[Items from a data source]
<<<<
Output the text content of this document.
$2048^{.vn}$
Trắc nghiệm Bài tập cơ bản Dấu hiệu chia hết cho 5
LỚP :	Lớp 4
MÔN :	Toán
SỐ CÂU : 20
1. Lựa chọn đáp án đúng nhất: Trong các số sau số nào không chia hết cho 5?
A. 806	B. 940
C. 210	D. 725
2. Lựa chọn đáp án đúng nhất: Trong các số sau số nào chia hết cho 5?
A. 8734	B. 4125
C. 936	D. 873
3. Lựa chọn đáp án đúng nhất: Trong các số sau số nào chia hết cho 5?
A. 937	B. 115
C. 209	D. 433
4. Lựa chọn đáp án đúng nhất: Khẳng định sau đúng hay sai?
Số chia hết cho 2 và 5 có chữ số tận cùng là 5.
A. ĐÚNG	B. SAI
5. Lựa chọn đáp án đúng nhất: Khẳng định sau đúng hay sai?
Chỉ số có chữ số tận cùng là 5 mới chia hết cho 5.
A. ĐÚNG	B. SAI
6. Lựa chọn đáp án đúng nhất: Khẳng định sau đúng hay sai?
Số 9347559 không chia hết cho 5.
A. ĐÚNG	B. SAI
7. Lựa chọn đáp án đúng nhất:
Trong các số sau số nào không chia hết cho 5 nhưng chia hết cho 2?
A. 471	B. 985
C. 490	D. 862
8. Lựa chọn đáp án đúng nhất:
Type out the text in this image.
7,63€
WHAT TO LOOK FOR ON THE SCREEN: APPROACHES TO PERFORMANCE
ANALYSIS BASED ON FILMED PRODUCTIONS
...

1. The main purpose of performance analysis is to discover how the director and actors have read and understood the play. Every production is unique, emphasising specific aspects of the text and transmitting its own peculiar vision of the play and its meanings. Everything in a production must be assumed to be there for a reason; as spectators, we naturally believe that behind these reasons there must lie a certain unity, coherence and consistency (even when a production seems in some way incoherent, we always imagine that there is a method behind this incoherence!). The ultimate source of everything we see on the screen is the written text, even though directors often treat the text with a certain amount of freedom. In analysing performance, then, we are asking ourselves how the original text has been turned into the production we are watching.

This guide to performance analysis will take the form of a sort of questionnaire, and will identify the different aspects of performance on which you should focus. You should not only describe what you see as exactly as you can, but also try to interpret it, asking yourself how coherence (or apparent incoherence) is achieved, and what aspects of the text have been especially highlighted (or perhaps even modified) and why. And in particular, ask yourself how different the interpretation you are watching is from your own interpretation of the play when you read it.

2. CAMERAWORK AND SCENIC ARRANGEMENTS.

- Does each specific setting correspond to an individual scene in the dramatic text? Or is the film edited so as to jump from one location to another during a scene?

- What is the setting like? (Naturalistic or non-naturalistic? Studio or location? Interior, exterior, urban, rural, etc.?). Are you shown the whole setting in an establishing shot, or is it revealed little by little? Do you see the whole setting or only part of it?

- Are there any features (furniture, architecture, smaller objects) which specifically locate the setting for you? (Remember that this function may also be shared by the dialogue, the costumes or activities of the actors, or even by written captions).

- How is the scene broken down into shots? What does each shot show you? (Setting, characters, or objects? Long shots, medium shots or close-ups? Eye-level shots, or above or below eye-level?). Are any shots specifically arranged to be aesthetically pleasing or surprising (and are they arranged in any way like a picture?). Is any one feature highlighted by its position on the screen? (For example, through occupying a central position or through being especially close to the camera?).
>>>>
Report how many lines in the data contain the word "aspects", with no words besides the number.

= Task solution =
2